(Figure data in JSON)
◇ ◇ ◇

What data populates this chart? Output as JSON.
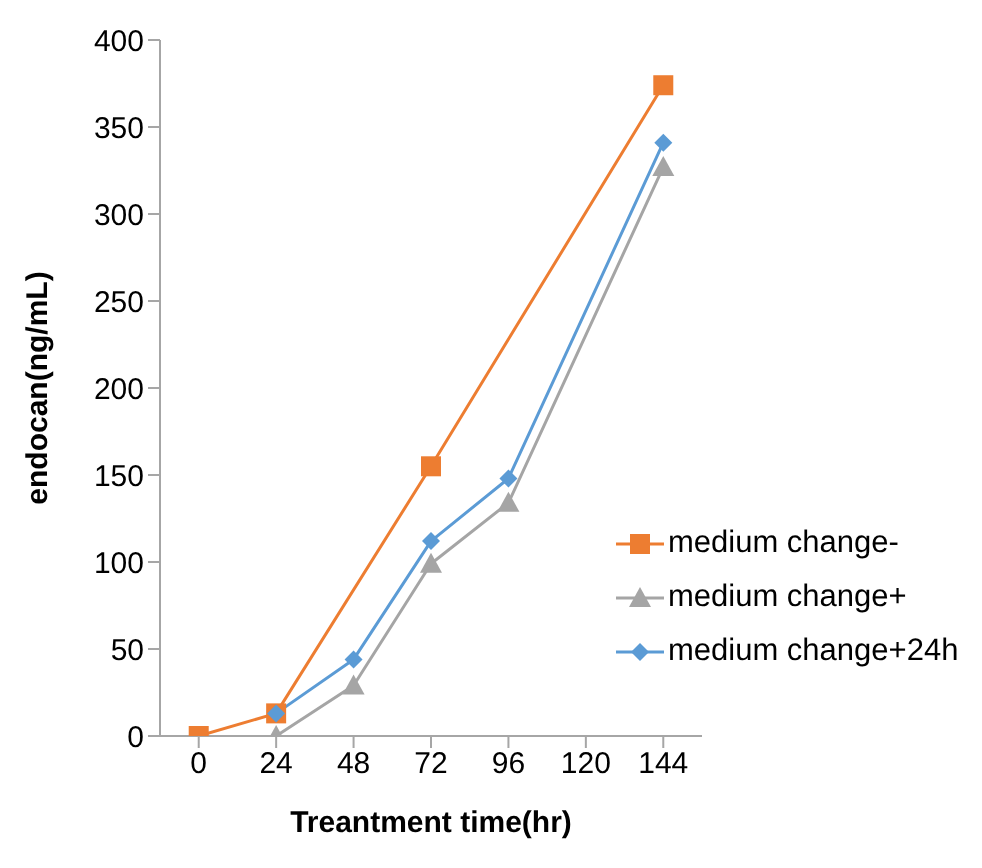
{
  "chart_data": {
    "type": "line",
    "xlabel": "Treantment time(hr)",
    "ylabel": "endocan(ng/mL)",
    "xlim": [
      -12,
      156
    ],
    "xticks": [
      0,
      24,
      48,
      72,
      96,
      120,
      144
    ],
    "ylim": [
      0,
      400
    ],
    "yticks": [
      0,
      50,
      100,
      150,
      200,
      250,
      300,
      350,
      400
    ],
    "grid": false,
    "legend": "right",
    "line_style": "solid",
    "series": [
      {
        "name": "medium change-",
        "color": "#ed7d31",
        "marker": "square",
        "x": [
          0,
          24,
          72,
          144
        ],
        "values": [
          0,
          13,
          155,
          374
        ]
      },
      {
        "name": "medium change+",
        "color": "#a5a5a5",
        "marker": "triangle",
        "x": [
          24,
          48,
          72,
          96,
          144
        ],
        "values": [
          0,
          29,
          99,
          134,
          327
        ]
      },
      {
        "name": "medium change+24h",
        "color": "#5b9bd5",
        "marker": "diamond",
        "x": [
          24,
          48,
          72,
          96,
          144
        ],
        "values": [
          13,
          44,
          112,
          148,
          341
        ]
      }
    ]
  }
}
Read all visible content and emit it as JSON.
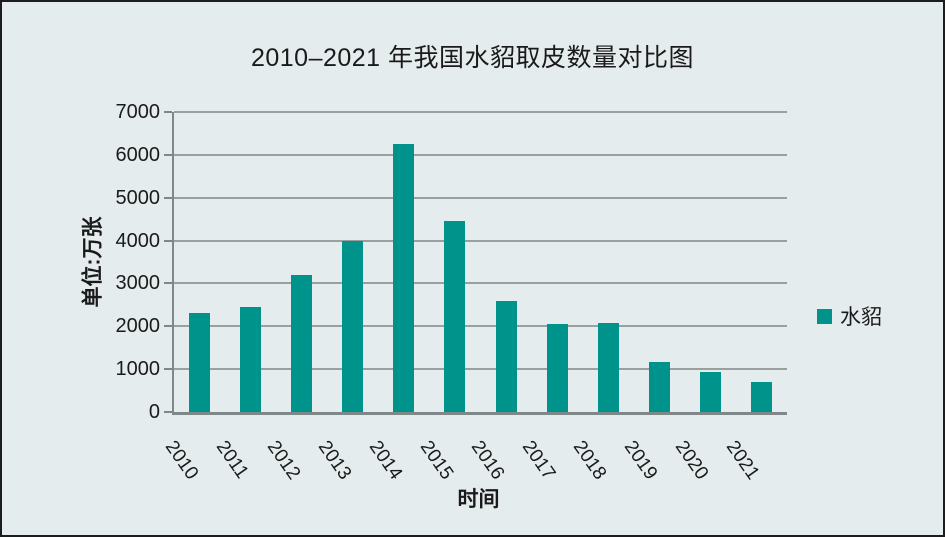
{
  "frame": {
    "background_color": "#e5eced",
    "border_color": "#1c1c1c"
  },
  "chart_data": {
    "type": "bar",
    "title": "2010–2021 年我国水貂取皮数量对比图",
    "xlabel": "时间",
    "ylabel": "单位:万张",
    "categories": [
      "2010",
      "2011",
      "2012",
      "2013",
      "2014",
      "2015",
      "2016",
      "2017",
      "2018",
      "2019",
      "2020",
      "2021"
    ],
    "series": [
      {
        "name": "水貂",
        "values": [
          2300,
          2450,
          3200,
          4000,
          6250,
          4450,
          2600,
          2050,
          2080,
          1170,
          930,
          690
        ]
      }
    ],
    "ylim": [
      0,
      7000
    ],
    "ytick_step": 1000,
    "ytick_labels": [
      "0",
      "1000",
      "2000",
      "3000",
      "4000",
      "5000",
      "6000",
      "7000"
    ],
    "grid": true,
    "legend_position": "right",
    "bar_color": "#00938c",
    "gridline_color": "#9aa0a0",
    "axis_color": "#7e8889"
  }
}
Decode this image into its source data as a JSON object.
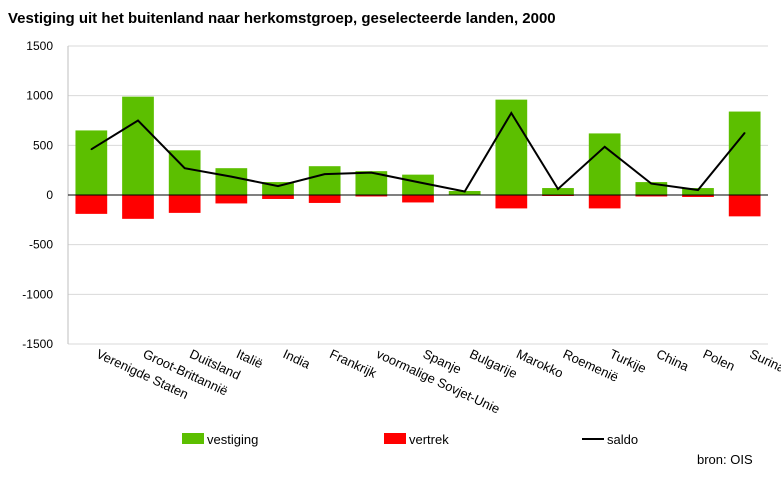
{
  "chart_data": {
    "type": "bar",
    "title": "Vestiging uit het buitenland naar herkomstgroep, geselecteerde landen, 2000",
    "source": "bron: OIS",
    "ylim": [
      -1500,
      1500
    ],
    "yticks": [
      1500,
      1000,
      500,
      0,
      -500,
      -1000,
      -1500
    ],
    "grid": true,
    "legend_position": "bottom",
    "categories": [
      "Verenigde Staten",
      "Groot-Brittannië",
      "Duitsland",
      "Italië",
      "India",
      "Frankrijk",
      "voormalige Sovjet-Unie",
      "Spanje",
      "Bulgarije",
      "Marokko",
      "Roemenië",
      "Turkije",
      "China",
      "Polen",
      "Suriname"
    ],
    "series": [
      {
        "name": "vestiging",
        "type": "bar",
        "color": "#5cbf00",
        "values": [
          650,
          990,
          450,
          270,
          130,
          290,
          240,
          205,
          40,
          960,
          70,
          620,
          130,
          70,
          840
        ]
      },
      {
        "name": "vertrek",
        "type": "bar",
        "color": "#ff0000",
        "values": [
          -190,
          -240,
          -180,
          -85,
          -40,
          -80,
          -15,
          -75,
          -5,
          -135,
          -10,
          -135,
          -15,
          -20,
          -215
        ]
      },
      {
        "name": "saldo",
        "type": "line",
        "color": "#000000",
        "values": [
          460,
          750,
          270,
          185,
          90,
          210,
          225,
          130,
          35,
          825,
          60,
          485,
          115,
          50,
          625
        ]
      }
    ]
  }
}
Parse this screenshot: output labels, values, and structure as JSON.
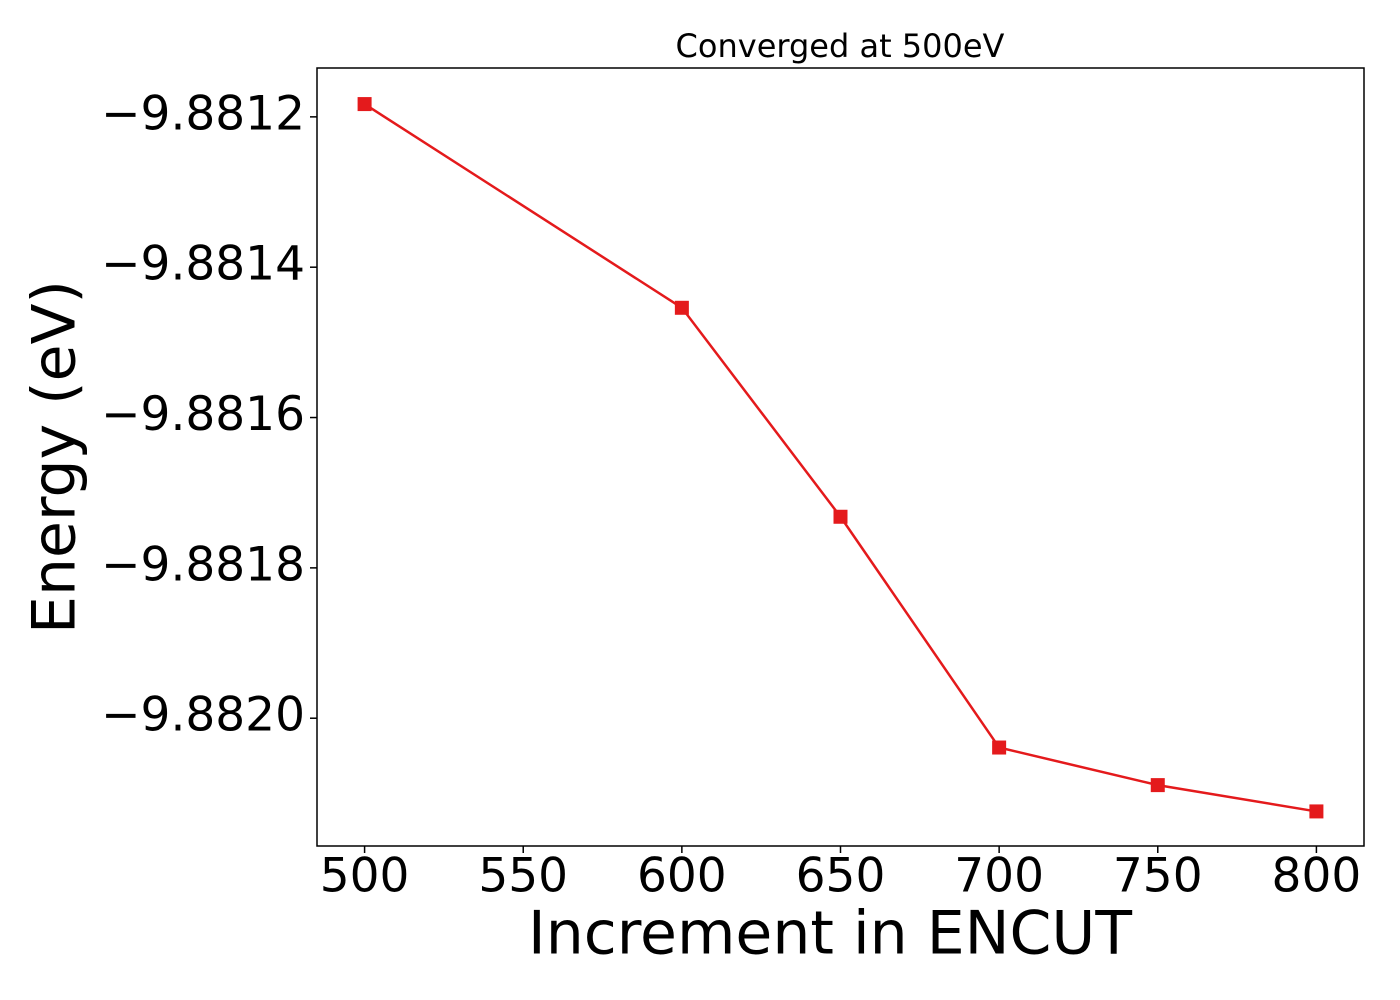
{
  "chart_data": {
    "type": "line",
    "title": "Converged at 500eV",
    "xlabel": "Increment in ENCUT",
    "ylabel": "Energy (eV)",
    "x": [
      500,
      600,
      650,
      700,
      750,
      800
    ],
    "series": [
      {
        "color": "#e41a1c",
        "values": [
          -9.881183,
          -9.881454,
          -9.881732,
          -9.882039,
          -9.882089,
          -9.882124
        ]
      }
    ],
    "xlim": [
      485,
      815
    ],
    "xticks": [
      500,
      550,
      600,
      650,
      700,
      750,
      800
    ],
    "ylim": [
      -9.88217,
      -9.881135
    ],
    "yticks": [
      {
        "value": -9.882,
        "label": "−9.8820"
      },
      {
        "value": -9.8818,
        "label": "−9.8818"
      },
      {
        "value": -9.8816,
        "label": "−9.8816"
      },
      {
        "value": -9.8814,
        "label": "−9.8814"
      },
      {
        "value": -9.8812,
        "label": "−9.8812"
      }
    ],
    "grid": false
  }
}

◇ ◇ ◇

__AIM__. Copy the material shown above in full and exactly. Skip the pictures.

__EXERCISE ANSWER__.
What data populates this chart? Output as JSON.
{
  "chart_data": {
    "type": "line",
    "xlabel": "Treantment time(hr)",
    "ylabel": "endocan(ng/mL)",
    "xlim": [
      -12,
      156
    ],
    "xticks": [
      0,
      24,
      48,
      72,
      96,
      120,
      144
    ],
    "ylim": [
      0,
      400
    ],
    "yticks": [
      0,
      50,
      100,
      150,
      200,
      250,
      300,
      350,
      400
    ],
    "grid": false,
    "legend": "right",
    "line_style": "solid",
    "series": [
      {
        "name": "medium change-",
        "color": "#ed7d31",
        "marker": "square",
        "x": [
          0,
          24,
          72,
          144
        ],
        "values": [
          0,
          13,
          155,
          374
        ]
      },
      {
        "name": "medium change+",
        "color": "#a5a5a5",
        "marker": "triangle",
        "x": [
          24,
          48,
          72,
          96,
          144
        ],
        "values": [
          0,
          29,
          99,
          134,
          327
        ]
      },
      {
        "name": "medium change+24h",
        "color": "#5b9bd5",
        "marker": "diamond",
        "x": [
          24,
          48,
          72,
          96,
          144
        ],
        "values": [
          13,
          44,
          112,
          148,
          341
        ]
      }
    ]
  }
}
Read all visible content and emit it as JSON.
{
  "frame": {
    "background_color": "#e5eced",
    "border_color": "#1c1c1c"
  },
  "chart_data": {
    "type": "bar",
    "title": "2010–2021 年我国水貂取皮数量对比图",
    "xlabel": "时间",
    "ylabel": "单位:万张",
    "categories": [
      "2010",
      "2011",
      "2012",
      "2013",
      "2014",
      "2015",
      "2016",
      "2017",
      "2018",
      "2019",
      "2020",
      "2021"
    ],
    "series": [
      {
        "name": "水貂",
        "values": [
          2300,
          2450,
          3200,
          4000,
          6250,
          4450,
          2600,
          2050,
          2080,
          1170,
          930,
          690
        ]
      }
    ],
    "ylim": [
      0,
      7000
    ],
    "ytick_step": 1000,
    "ytick_labels": [
      "0",
      "1000",
      "2000",
      "3000",
      "4000",
      "5000",
      "6000",
      "7000"
    ],
    "grid": true,
    "legend_position": "right",
    "bar_color": "#00938c",
    "gridline_color": "#9aa0a0",
    "axis_color": "#7e8889"
  }
}
Decode this image into its source data as a JSON object.
{
  "chart_data": {
    "type": "bar",
    "title": "Vestiging uit het buitenland naar herkomstgroep, geselecteerde landen, 2000",
    "source": "bron: OIS",
    "ylim": [
      -1500,
      1500
    ],
    "yticks": [
      1500,
      1000,
      500,
      0,
      -500,
      -1000,
      -1500
    ],
    "grid": true,
    "legend_position": "bottom",
    "categories": [
      "Verenigde Staten",
      "Groot-Brittannië",
      "Duitsland",
      "Italië",
      "India",
      "Frankrijk",
      "voormalige Sovjet-Unie",
      "Spanje",
      "Bulgarije",
      "Marokko",
      "Roemenië",
      "Turkije",
      "China",
      "Polen",
      "Suriname"
    ],
    "series": [
      {
        "name": "vestiging",
        "type": "bar",
        "color": "#5cbf00",
        "values": [
          650,
          990,
          450,
          270,
          130,
          290,
          240,
          205,
          40,
          960,
          70,
          620,
          130,
          70,
          840
        ]
      },
      {
        "name": "vertrek",
        "type": "bar",
        "color": "#ff0000",
        "values": [
          -190,
          -240,
          -180,
          -85,
          -40,
          -80,
          -15,
          -75,
          -5,
          -135,
          -10,
          -135,
          -15,
          -20,
          -215
        ]
      },
      {
        "name": "saldo",
        "type": "line",
        "color": "#000000",
        "values": [
          460,
          750,
          270,
          185,
          90,
          210,
          225,
          130,
          35,
          825,
          60,
          485,
          115,
          50,
          625
        ]
      }
    ]
  }
}
Parse this screenshot: output labels, values, and structure as JSON.
{
  "chart_data": {
    "type": "line",
    "title": "Converged at 500eV",
    "xlabel": "Increment in ENCUT",
    "ylabel": "Energy (eV)",
    "x": [
      500,
      600,
      650,
      700,
      750,
      800
    ],
    "series": [
      {
        "color": "#e41a1c",
        "values": [
          -9.881183,
          -9.881454,
          -9.881732,
          -9.882039,
          -9.882089,
          -9.882124
        ]
      }
    ],
    "xlim": [
      485,
      815
    ],
    "xticks": [
      500,
      550,
      600,
      650,
      700,
      750,
      800
    ],
    "ylim": [
      -9.88217,
      -9.881135
    ],
    "yticks": [
      {
        "value": -9.882,
        "label": "−9.8820"
      },
      {
        "value": -9.8818,
        "label": "−9.8818"
      },
      {
        "value": -9.8816,
        "label": "−9.8816"
      },
      {
        "value": -9.8814,
        "label": "−9.8814"
      },
      {
        "value": -9.8812,
        "label": "−9.8812"
      }
    ],
    "grid": false
  }
}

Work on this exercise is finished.